== What to do ==
Search the listing for the string "Follow" and copy every line that contains it.

-- START Input for this task --

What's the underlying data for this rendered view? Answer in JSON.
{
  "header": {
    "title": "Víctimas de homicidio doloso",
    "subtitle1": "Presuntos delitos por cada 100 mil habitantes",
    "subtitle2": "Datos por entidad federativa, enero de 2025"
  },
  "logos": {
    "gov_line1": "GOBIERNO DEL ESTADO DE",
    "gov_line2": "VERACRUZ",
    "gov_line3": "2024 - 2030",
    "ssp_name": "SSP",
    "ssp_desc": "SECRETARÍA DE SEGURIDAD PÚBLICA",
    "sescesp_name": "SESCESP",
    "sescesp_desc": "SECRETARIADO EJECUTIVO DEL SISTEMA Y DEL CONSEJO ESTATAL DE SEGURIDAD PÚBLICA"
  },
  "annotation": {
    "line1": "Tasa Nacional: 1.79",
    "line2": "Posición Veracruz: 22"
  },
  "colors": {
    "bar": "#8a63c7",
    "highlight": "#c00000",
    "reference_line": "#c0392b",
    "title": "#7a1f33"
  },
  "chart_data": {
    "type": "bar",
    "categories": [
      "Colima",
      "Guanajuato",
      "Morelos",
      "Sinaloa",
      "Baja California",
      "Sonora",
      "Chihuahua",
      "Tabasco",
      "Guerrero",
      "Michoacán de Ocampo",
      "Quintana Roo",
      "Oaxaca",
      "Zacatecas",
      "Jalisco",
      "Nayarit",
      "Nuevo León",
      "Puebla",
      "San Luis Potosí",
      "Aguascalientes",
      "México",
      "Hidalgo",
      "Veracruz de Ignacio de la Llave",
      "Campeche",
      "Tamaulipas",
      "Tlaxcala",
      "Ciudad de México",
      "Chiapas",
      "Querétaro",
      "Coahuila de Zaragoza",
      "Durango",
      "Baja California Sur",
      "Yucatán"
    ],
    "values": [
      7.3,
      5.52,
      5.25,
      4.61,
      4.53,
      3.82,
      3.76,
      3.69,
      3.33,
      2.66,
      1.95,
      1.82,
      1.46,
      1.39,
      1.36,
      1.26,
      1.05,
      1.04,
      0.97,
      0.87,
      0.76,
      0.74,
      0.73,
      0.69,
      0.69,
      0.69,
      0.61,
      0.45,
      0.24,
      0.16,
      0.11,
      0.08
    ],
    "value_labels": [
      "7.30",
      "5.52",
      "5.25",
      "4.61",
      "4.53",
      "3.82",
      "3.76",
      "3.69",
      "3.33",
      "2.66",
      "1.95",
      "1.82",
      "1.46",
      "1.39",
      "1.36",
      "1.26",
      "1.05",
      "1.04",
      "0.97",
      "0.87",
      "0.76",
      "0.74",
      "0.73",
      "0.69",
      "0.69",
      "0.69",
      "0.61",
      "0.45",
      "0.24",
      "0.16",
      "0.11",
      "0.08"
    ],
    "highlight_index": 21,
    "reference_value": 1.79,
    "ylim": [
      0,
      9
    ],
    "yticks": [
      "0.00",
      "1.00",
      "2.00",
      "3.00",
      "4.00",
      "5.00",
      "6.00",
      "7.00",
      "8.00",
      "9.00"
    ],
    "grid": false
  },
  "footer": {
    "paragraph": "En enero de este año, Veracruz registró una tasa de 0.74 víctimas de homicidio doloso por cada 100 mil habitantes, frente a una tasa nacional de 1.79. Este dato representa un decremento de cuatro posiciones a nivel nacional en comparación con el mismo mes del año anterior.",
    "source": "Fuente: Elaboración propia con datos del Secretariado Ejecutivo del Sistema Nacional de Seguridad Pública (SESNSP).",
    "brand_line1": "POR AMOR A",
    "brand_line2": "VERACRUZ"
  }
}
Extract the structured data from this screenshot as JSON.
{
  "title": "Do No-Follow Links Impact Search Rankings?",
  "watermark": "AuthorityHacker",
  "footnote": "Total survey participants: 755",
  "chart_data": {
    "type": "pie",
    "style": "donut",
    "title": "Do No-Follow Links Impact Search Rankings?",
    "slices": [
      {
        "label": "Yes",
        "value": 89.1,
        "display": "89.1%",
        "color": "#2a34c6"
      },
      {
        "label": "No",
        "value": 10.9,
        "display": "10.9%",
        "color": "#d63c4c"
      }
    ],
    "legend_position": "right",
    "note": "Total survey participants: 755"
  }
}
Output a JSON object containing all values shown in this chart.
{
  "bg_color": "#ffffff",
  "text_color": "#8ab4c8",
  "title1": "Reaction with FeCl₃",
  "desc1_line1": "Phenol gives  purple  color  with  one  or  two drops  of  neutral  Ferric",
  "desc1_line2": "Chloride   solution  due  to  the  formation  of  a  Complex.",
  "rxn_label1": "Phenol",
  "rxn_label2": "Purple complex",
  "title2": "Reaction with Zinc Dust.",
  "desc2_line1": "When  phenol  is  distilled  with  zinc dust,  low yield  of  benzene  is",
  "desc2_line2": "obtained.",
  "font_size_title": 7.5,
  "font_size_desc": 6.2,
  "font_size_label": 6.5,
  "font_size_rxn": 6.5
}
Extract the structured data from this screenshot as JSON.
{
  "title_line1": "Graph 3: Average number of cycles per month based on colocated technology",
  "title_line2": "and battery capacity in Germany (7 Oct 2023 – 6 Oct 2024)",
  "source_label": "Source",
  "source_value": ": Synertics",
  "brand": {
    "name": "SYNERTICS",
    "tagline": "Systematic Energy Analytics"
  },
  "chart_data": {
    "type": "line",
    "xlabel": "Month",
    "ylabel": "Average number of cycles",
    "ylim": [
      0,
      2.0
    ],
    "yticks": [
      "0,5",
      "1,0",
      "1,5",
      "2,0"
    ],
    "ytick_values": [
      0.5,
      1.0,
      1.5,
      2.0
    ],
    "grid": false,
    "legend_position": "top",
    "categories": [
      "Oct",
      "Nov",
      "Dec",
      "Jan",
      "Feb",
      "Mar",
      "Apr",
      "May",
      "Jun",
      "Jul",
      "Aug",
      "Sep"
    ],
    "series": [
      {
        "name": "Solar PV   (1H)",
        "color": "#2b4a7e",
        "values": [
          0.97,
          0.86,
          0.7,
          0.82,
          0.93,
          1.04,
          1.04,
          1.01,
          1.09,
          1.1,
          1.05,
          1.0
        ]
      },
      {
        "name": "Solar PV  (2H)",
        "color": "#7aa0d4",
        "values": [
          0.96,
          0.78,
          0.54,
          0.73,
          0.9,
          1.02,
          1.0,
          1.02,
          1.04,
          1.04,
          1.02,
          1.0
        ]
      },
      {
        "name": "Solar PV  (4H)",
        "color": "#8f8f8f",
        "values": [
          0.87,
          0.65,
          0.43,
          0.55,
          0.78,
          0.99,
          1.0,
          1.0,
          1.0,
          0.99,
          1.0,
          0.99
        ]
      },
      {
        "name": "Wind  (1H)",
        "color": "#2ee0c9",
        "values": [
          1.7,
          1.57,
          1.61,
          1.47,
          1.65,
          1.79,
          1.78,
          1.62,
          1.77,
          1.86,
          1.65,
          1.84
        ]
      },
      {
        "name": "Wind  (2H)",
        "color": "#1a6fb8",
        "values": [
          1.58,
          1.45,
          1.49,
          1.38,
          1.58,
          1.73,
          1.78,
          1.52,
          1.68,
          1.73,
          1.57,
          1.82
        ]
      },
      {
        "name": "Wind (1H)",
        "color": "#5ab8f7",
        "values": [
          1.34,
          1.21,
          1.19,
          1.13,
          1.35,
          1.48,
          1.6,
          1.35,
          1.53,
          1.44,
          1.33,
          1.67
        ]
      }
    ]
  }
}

-- END Input for this task --

== Answer for this exercise ==
  "title": "Do No-Follow Links Impact Search Rankings?",
    "title": "Do No-Follow Links Impact Search Rankings?",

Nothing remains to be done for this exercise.